── RAW DATA ──
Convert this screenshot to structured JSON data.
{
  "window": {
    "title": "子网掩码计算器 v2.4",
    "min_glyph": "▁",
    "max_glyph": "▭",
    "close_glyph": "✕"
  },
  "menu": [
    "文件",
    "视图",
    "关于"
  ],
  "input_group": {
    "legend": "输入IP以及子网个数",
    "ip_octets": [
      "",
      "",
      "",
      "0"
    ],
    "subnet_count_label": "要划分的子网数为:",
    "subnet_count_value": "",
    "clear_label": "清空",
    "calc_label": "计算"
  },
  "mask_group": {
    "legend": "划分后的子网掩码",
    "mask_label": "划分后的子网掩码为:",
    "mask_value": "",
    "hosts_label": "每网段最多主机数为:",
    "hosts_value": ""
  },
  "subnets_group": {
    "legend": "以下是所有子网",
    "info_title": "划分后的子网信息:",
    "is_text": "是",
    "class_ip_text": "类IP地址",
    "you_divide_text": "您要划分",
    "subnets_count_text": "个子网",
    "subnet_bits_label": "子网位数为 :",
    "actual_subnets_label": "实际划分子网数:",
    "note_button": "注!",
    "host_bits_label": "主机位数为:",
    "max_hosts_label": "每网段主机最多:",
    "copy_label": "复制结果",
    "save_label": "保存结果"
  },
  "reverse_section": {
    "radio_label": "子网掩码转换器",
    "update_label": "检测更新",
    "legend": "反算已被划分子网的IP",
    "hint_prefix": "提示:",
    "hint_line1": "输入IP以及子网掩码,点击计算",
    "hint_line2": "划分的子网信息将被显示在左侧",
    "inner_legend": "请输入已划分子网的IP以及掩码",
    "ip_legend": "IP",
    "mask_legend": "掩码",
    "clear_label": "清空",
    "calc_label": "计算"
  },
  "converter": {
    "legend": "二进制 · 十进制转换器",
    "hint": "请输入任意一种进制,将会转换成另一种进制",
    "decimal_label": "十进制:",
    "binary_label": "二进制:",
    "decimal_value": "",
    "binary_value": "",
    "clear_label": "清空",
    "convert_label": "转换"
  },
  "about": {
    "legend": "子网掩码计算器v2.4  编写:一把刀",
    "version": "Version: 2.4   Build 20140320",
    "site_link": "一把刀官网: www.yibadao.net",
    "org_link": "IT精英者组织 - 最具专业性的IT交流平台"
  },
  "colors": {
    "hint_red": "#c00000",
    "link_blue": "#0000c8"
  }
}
───
BRIEF |
Reproduce the entries above in full by retyping them exactly.

RESULT OF THE TASK |
Convert this screenshot to structured JSON data.
{
  "window": {
    "title": "子网掩码计算器 v2.4",
    "min_glyph": "▁",
    "max_glyph": "▭",
    "close_glyph": "✕"
  },
  "menu": [
    "文件",
    "视图",
    "关于"
  ],
  "input_group": {
    "legend": "输入IP以及子网个数",
    "ip_octets": [
      "",
      "",
      "",
      "0"
    ],
    "subnet_count_label": "要划分的子网数为:",
    "subnet_count_value": "",
    "clear_label": "清空",
    "calc_label": "计算"
  },
  "mask_group": {
    "legend": "划分后的子网掩码",
    "mask_label": "划分后的子网掩码为:",
    "mask_value": "",
    "hosts_label": "每网段最多主机数为:",
    "hosts_value": ""
  },
  "subnets_group": {
    "legend": "以下是所有子网",
    "info_title": "划分后的子网信息:",
    "is_text": "是",
    "class_ip_text": "类IP地址",
    "you_divide_text": "您要划分",
    "subnets_count_text": "个子网",
    "subnet_bits_label": "子网位数为 :",
    "actual_subnets_label": "实际划分子网数:",
    "note_button": "注!",
    "host_bits_label": "主机位数为:",
    "max_hosts_label": "每网段主机最多:",
    "copy_label": "复制结果",
    "save_label": "保存结果"
  },
  "reverse_section": {
    "radio_label": "子网掩码转换器",
    "update_label": "检测更新",
    "legend": "反算已被划分子网的IP",
    "hint_prefix": "提示:",
    "hint_line1": "输入IP以及子网掩码,点击计算",
    "hint_line2": "划分的子网信息将被显示在左侧",
    "inner_legend": "请输入已划分子网的IP以及掩码",
    "ip_legend": "IP",
    "mask_legend": "掩码",
    "clear_label": "清空",
    "calc_label": "计算"
  },
  "converter": {
    "legend": "二进制 · 十进制转换器",
    "hint": "请输入任意一种进制,将会转换成另一种进制",
    "decimal_label": "十进制:",
    "binary_label": "二进制:",
    "decimal_value": "",
    "binary_value": "",
    "clear_label": "清空",
    "convert_label": "转换"
  },
  "about": {
    "legend": "子网掩码计算器v2.4  编写:一把刀",
    "version": "Version: 2.4   Build 20140320",
    "site_link": "一把刀官网: www.yibadao.net",
    "org_link": "IT精英者组织 - 最具专业性的IT交流平台"
  },
  "colors": {
    "hint_red": "#c00000",
    "link_blue": "#0000c8"
  }
}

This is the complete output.